# DATA FOR THIS EXERCISE:
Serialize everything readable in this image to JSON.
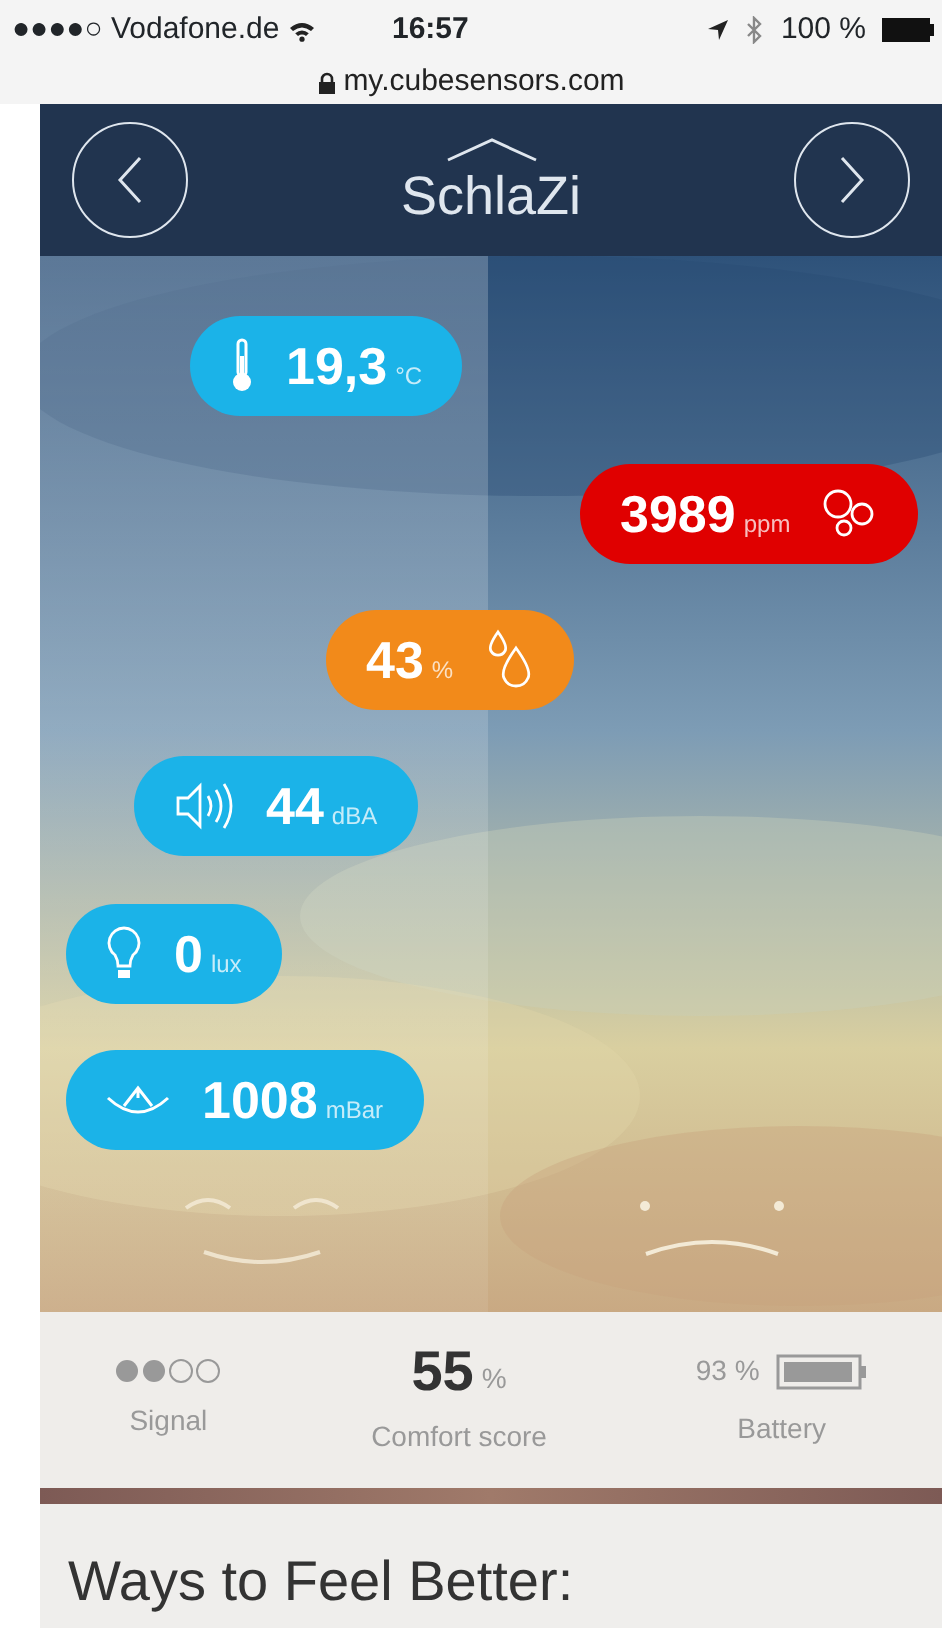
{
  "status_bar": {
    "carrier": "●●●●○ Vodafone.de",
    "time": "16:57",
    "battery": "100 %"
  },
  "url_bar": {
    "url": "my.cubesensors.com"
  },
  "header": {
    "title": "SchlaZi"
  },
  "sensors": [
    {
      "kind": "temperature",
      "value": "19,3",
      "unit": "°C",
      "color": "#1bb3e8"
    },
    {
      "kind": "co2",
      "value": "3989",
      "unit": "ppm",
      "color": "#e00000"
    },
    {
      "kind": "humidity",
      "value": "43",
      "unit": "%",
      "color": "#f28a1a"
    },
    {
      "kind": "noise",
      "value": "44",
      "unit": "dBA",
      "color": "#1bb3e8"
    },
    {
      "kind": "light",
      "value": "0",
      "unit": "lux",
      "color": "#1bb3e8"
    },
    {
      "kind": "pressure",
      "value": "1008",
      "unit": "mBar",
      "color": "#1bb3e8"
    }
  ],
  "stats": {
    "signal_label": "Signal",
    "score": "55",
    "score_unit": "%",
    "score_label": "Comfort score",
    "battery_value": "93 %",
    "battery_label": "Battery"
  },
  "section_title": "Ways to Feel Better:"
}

# SET EXERCISE:
Every record above should come back exactly, but without its pictures.

# CORRECT OUTPUT:
Serialize everything readable in this image to JSON.
{
  "status_bar": {
    "carrier": "●●●●○ Vodafone.de",
    "time": "16:57",
    "battery": "100 %"
  },
  "url_bar": {
    "url": "my.cubesensors.com"
  },
  "header": {
    "title": "SchlaZi"
  },
  "sensors": [
    {
      "kind": "temperature",
      "value": "19,3",
      "unit": "°C",
      "color": "#1bb3e8"
    },
    {
      "kind": "co2",
      "value": "3989",
      "unit": "ppm",
      "color": "#e00000"
    },
    {
      "kind": "humidity",
      "value": "43",
      "unit": "%",
      "color": "#f28a1a"
    },
    {
      "kind": "noise",
      "value": "44",
      "unit": "dBA",
      "color": "#1bb3e8"
    },
    {
      "kind": "light",
      "value": "0",
      "unit": "lux",
      "color": "#1bb3e8"
    },
    {
      "kind": "pressure",
      "value": "1008",
      "unit": "mBar",
      "color": "#1bb3e8"
    }
  ],
  "stats": {
    "signal_label": "Signal",
    "score": "55",
    "score_unit": "%",
    "score_label": "Comfort score",
    "battery_value": "93 %",
    "battery_label": "Battery"
  },
  "section_title": "Ways to Feel Better:"
}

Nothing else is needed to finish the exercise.